* _EXERCISE DIRECTIONS_: Write out every line below as a numbered list, omitting any blank lines.

* _INPUT_:
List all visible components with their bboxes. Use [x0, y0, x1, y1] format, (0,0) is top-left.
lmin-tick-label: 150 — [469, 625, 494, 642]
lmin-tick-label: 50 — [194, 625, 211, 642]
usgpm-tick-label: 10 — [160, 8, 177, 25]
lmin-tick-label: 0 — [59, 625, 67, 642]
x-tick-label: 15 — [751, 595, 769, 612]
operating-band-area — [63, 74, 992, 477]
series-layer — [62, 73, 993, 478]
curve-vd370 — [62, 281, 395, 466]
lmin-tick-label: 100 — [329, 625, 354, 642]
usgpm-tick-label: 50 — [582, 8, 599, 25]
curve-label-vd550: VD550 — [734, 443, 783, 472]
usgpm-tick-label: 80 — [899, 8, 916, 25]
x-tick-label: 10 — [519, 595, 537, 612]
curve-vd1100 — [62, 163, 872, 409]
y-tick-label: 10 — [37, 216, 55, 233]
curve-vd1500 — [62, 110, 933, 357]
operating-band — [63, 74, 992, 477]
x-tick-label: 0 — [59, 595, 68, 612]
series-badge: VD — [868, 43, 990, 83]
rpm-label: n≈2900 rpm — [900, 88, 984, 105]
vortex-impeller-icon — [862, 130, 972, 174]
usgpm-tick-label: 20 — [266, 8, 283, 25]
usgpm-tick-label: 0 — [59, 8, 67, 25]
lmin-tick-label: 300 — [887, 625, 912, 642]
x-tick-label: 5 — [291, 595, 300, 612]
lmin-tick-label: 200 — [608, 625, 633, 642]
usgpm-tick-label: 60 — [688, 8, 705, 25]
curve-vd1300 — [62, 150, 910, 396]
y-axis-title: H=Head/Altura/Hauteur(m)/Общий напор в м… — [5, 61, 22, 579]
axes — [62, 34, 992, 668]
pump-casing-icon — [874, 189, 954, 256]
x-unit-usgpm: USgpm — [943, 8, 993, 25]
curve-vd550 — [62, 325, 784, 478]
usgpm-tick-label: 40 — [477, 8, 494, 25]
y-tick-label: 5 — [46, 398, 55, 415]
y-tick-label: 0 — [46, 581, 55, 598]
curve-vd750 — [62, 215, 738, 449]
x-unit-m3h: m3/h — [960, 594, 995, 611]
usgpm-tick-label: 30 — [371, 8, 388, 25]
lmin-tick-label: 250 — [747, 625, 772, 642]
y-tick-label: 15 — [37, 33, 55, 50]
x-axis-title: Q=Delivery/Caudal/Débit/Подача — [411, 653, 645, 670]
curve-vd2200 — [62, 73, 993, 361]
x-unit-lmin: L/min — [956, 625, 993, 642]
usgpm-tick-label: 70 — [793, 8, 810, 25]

* _CORRECT ANSWER_:
1. List all visible components with their bboxes. Use [x0, y0, x1, y1] format, (0,0) is top-left.
2. lmin-tick-label: 150 — [469, 625, 494, 642]
3. lmin-tick-label: 50 — [194, 625, 211, 642]
4. usgpm-tick-label: 10 — [160, 8, 177, 25]
5. lmin-tick-label: 0 — [59, 625, 67, 642]
6. x-tick-label: 15 — [751, 595, 769, 612]
7. operating-band-area — [63, 74, 992, 477]
8. series-layer — [62, 73, 993, 478]
9. curve-vd370 — [62, 281, 395, 466]
10. lmin-tick-label: 100 — [329, 625, 354, 642]
11. usgpm-tick-label: 50 — [582, 8, 599, 25]
12. curve-label-vd550: VD550 — [734, 443, 783, 472]
13. usgpm-tick-label: 80 — [899, 8, 916, 25]
14. x-tick-label: 10 — [519, 595, 537, 612]
15. curve-vd1100 — [62, 163, 872, 409]
16. y-tick-label: 10 — [37, 216, 55, 233]
17. curve-vd1500 — [62, 110, 933, 357]
18. operating-band — [63, 74, 992, 477]
19. x-tick-label: 0 — [59, 595, 68, 612]
20. series-badge: VD — [868, 43, 990, 83]
21. rpm-label: n≈2900 rpm — [900, 88, 984, 105]
22. vortex-impeller-icon — [862, 130, 972, 174]
23. usgpm-tick-label: 20 — [266, 8, 283, 25]
24. usgpm-tick-label: 0 — [59, 8, 67, 25]
25. lmin-tick-label: 300 — [887, 625, 912, 642]
26. x-tick-label: 5 — [291, 595, 300, 612]
27. lmin-tick-label: 200 — [608, 625, 633, 642]
28. usgpm-tick-label: 60 — [688, 8, 705, 25]
29. curve-vd1300 — [62, 150, 910, 396]
30. y-axis-title: H=Head/Altura/Hauteur(m)/Общий напор в м… — [5, 61, 22, 579]
31. axes — [62, 34, 992, 668]
32. pump-casing-icon — [874, 189, 954, 256]
33. x-unit-usgpm: USgpm — [943, 8, 993, 25]
34. curve-vd550 — [62, 325, 784, 478]
35. usgpm-tick-label: 40 — [477, 8, 494, 25]
36. y-tick-label: 5 — [46, 398, 55, 415]
37. y-tick-label: 0 — [46, 581, 55, 598]
38. curve-vd750 — [62, 215, 738, 449]
39. x-unit-m3h: m3/h — [960, 594, 995, 611]
40. usgpm-tick-label: 30 — [371, 8, 388, 25]
41. lmin-tick-label: 250 — [747, 625, 772, 642]
42. y-tick-label: 15 — [37, 33, 55, 50]
43. x-axis-title: Q=Delivery/Caudal/Débit/Подача — [411, 653, 645, 670]
44. curve-vd2200 — [62, 73, 993, 361]
45. x-unit-lmin: L/min — [956, 625, 993, 642]
46. usgpm-tick-label: 70 — [793, 8, 810, 25]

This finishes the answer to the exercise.